_What this exercise asks_
**A.** In the page on IBM Geographically Dispersed Resiliency, which component is described as fundamental to the solution?
**B.** Copy the passage from the page on IBM Geographically Dispersed Resiliency, starting at "After the initial" and ending at "storage devices mirroring.".

_Page_
^^^^
Contents


Preserving redundant VIOS configuration on production site with IBM Geographically Dispersed Resiliency solution

Retain redundant VIOS configuration during disaster recovery

Comments
1

What is IBM Geographically Dispersed Resiliency for Power Systems?

IBM® Geographically Dispersed Resiliency for Power Systems™ is an innovative disaster recovery (DR) solution announced in 2016, which provides a simplified and easy to deploy disaster recovery solution across two sites for virtual machines (VMs) running on IBM POWER7® or IBM POWER8® processor-based servers. Geographically Dispersed Resiliency is similar to VMware Site Recovery Manager and IBM GDPS® solutions for IBM z Systems®, and is part of the GDPS family of disaster recovery solutions. Because disaster recovery of applications and services is a key component to provide continuity for business, the IBM Geographically Dispersed Resiliency solution helps customers to have an automated DR process during a failure.

You can learn more about Geographically Disperse Resiliency for Power Systems at the following IBM developerWorks® wiki documents: Why GDR is the ideal DR solution for Power Systems and FAQ.

The controlling system (KSYS), is the fundamental component in the Geographically Dispersed Resiliency solution. The KSYS handles discovery, monitoring, notification, recovery, and verification aspects.

After the initial configuration is complete, the KSYS node discovers all the hosts that are managed by the Hardware Management Consoles (HMCs) in both active and the backup sites and displays the status. During discovery, the KSYS node monitors the discovery of all logical partitions (LPARs) or VMs in all the managed hosts within the selected site. The KSYS node collects the configuration information for each LPAR and displays the status. The KSYS node discovers the disks of each VM and checks whether the VMs are configured currently for the storage devices mirroring.

After the discovery of the site is complete, the KSYS node fetches information from the HMC to check whether the backup site is capable of hosting the VMs during a disaster. The KSYS node also verifies storage replication-related details.

The Geographically Dispersed Resiliency solution supports both planned and unplanned disaster recovery methods.

  • Planned DR: In a planned move, an administrator initiates a move when there is no disaster event and the resources in the production site can be shut down gracefully. These types of operations are initiated mainly to perform a DR test drill, to move from one site to another, or when one of the sites needs to be taken offline for maintenance. In a planned move, automatic cleanup will be taken care by the controller system called the KSYS node.
  • Unplanned DR: In an unplanned scenario, whenever there is a failure or natural disaster, the admin will be notified about the disaster event with failure. Based on the situation, the admin can initiate an unplanned move. During an unplanned move, all virtual machines will be shut down abruptly and cleanup of virtual machine on production site won't be handled by KSYS. In that case, the admin must clean up virtual machines manually.

Key terms used in this article

Refer to the following table to understand the key terms used in this article.

TermDescription
Site 1 Is the production site, where the workloads are running at a specific time (for example, India)
^^^^
_Dataset content_
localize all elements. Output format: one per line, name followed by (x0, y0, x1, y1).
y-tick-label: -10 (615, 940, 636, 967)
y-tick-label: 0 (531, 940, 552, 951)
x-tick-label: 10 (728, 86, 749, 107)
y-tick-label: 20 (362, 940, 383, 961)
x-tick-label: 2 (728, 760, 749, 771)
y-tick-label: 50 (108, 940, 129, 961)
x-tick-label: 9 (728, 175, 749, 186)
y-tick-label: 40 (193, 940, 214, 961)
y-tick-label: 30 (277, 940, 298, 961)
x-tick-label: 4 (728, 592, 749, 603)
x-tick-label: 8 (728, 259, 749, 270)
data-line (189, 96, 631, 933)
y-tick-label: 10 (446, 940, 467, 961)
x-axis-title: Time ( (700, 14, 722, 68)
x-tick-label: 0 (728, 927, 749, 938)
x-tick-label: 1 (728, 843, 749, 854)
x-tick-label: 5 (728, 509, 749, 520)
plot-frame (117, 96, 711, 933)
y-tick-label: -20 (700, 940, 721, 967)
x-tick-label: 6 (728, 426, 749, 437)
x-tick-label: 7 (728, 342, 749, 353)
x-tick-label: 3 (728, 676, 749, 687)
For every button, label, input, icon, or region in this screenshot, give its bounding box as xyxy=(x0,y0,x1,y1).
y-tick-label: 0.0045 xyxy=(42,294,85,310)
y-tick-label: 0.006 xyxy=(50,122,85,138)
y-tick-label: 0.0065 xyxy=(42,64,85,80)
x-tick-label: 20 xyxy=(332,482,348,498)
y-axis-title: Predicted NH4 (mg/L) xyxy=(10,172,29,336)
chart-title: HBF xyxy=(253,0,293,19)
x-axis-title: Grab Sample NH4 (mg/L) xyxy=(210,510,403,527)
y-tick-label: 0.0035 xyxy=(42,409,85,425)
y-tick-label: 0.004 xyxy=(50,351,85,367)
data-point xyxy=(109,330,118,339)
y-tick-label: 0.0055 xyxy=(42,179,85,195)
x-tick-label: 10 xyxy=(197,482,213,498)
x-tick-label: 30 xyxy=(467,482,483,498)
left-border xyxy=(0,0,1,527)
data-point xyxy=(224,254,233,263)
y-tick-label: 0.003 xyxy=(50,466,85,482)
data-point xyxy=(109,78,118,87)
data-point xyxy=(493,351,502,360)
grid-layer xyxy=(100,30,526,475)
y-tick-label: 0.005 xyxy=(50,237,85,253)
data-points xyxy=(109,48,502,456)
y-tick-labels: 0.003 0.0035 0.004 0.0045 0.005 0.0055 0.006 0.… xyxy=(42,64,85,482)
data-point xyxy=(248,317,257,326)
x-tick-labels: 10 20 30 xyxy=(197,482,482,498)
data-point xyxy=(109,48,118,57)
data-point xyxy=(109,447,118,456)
^^^^
_Outputs by task_
**A.** The controlling system (KSYS).

**B.**
After the initial configuration is complete, the KSYS node discovers all the hosts that are managed by the Hardware Management Consoles (HMCs) in both active and the backup sites and displays the status. During discovery, the KSYS node monitors the discovery of all logical partitions (LPARs) or VMs in all the managed hosts within the selected site. The KSYS node collects the configuration information for each LPAR and displays the status. The KSYS node discovers the disks of each VM and checks whether the VMs are configured currently for the storage devices mirroring.